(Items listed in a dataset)
————————

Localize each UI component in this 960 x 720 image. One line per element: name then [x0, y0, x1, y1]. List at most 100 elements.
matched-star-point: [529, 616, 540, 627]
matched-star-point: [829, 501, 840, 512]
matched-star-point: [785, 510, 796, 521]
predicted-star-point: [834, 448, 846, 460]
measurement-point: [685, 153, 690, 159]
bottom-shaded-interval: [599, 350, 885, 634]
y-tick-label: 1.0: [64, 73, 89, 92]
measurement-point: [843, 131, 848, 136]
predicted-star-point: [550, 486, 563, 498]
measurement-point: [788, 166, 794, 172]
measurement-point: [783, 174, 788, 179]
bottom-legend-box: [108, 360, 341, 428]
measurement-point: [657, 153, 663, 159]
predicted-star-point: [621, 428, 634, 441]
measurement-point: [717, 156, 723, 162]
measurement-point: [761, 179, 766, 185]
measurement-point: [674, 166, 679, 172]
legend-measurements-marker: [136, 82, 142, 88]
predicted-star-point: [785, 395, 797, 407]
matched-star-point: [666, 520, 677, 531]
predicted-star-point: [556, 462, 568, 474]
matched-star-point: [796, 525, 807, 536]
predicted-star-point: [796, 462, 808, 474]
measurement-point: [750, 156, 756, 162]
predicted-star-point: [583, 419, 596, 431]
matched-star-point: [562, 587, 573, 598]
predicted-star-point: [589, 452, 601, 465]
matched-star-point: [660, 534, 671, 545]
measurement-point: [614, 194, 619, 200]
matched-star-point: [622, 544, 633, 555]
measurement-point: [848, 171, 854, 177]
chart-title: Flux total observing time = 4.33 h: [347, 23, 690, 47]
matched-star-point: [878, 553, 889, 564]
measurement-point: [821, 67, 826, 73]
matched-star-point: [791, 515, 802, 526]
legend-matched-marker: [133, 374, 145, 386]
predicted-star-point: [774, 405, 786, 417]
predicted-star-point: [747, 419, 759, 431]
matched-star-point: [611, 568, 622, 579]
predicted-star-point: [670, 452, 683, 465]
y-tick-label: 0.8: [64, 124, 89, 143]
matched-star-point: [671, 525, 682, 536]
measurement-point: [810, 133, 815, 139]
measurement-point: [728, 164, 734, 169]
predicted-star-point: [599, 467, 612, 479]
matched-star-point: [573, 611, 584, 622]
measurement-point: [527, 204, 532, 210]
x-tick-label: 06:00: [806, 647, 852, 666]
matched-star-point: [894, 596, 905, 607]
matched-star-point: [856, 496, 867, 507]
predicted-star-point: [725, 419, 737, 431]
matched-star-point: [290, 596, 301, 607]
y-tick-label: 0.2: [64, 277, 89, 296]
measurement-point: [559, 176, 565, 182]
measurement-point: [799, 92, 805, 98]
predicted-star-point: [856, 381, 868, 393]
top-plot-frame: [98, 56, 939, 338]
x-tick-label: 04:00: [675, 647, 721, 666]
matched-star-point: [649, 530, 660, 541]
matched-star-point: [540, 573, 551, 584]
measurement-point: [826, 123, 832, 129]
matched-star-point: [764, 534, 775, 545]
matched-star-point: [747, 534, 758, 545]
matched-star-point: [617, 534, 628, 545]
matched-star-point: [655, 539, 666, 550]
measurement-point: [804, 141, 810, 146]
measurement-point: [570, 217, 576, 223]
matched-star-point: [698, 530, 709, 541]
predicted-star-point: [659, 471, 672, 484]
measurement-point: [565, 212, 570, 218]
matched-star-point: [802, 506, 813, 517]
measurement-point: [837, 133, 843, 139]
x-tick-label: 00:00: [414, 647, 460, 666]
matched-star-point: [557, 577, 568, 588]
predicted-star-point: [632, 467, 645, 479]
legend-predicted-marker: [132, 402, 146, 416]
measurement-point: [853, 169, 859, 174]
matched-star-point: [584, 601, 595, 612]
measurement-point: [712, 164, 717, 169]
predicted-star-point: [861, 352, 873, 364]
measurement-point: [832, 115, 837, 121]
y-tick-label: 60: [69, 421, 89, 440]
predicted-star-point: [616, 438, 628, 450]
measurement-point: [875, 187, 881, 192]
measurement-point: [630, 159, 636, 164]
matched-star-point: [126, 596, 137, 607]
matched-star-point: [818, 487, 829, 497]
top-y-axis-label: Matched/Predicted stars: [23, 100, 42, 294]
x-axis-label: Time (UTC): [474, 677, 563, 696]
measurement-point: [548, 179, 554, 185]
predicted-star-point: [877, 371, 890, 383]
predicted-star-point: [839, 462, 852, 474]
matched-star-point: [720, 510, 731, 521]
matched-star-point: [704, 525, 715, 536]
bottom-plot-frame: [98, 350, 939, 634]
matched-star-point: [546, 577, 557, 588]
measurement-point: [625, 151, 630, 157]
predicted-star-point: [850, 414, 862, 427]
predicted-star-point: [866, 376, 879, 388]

————————

TASK »
Change every occurrence of "measurement-point" to "observation-point" in the rows above, leaving all other text unchanged.

WRITTEN SOLUTION »
Localize each UI component in this 960 x 720 image. One line per element: name then [x0, y0, x1, y1]. List at most 100 elements.
matched-star-point: [529, 616, 540, 627]
matched-star-point: [829, 501, 840, 512]
matched-star-point: [785, 510, 796, 521]
predicted-star-point: [834, 448, 846, 460]
observation-point: [685, 153, 690, 159]
bottom-shaded-interval: [599, 350, 885, 634]
y-tick-label: 1.0: [64, 73, 89, 92]
observation-point: [843, 131, 848, 136]
predicted-star-point: [550, 486, 563, 498]
observation-point: [788, 166, 794, 172]
observation-point: [783, 174, 788, 179]
bottom-legend-box: [108, 360, 341, 428]
observation-point: [657, 153, 663, 159]
predicted-star-point: [621, 428, 634, 441]
observation-point: [717, 156, 723, 162]
observation-point: [761, 179, 766, 185]
observation-point: [674, 166, 679, 172]
legend-measurements-marker: [136, 82, 142, 88]
predicted-star-point: [785, 395, 797, 407]
matched-star-point: [666, 520, 677, 531]
predicted-star-point: [556, 462, 568, 474]
matched-star-point: [796, 525, 807, 536]
predicted-star-point: [796, 462, 808, 474]
observation-point: [750, 156, 756, 162]
predicted-star-point: [583, 419, 596, 431]
matched-star-point: [562, 587, 573, 598]
predicted-star-point: [589, 452, 601, 465]
matched-star-point: [660, 534, 671, 545]
observation-point: [614, 194, 619, 200]
matched-star-point: [622, 544, 633, 555]
observation-point: [848, 171, 854, 177]
chart-title: Flux total observing time = 4.33 h: [347, 23, 690, 47]
matched-star-point: [878, 553, 889, 564]
observation-point: [821, 67, 826, 73]
matched-star-point: [791, 515, 802, 526]
legend-matched-marker: [133, 374, 145, 386]
predicted-star-point: [774, 405, 786, 417]
predicted-star-point: [747, 419, 759, 431]
matched-star-point: [611, 568, 622, 579]
predicted-star-point: [670, 452, 683, 465]
y-tick-label: 0.8: [64, 124, 89, 143]
matched-star-point: [671, 525, 682, 536]
observation-point: [810, 133, 815, 139]
observation-point: [728, 164, 734, 169]
predicted-star-point: [599, 467, 612, 479]
matched-star-point: [573, 611, 584, 622]
observation-point: [527, 204, 532, 210]
x-tick-label: 06:00: [806, 647, 852, 666]
matched-star-point: [894, 596, 905, 607]
matched-star-point: [856, 496, 867, 507]
predicted-star-point: [725, 419, 737, 431]
matched-star-point: [290, 596, 301, 607]
y-tick-label: 0.2: [64, 277, 89, 296]
observation-point: [559, 176, 565, 182]
observation-point: [799, 92, 805, 98]
predicted-star-point: [856, 381, 868, 393]
top-plot-frame: [98, 56, 939, 338]
x-tick-label: 04:00: [675, 647, 721, 666]
matched-star-point: [649, 530, 660, 541]
matched-star-point: [540, 573, 551, 584]
observation-point: [826, 123, 832, 129]
matched-star-point: [764, 534, 775, 545]
matched-star-point: [747, 534, 758, 545]
matched-star-point: [617, 534, 628, 545]
matched-star-point: [655, 539, 666, 550]
observation-point: [804, 141, 810, 146]
observation-point: [570, 217, 576, 223]
matched-star-point: [698, 530, 709, 541]
predicted-star-point: [659, 471, 672, 484]
observation-point: [565, 212, 570, 218]
matched-star-point: [802, 506, 813, 517]
observation-point: [837, 133, 843, 139]
x-tick-label: 00:00: [414, 647, 460, 666]
matched-star-point: [557, 577, 568, 588]
predicted-star-point: [632, 467, 645, 479]
legend-predicted-marker: [132, 402, 146, 416]
observation-point: [853, 169, 859, 174]
matched-star-point: [584, 601, 595, 612]
observation-point: [712, 164, 717, 169]
predicted-star-point: [861, 352, 873, 364]
observation-point: [832, 115, 837, 121]
y-tick-label: 60: [69, 421, 89, 440]
predicted-star-point: [616, 438, 628, 450]
observation-point: [875, 187, 881, 192]
observation-point: [630, 159, 636, 164]
matched-star-point: [126, 596, 137, 607]
matched-star-point: [818, 487, 829, 497]
top-y-axis-label: Matched/Predicted stars: [23, 100, 42, 294]
x-axis-label: Time (UTC): [474, 677, 563, 696]
observation-point: [548, 179, 554, 185]
predicted-star-point: [877, 371, 890, 383]
predicted-star-point: [839, 462, 852, 474]
matched-star-point: [720, 510, 731, 521]
matched-star-point: [704, 525, 715, 536]
bottom-plot-frame: [98, 350, 939, 634]
matched-star-point: [546, 577, 557, 588]
observation-point: [625, 151, 630, 157]
predicted-star-point: [850, 414, 862, 427]
predicted-star-point: [866, 376, 879, 388]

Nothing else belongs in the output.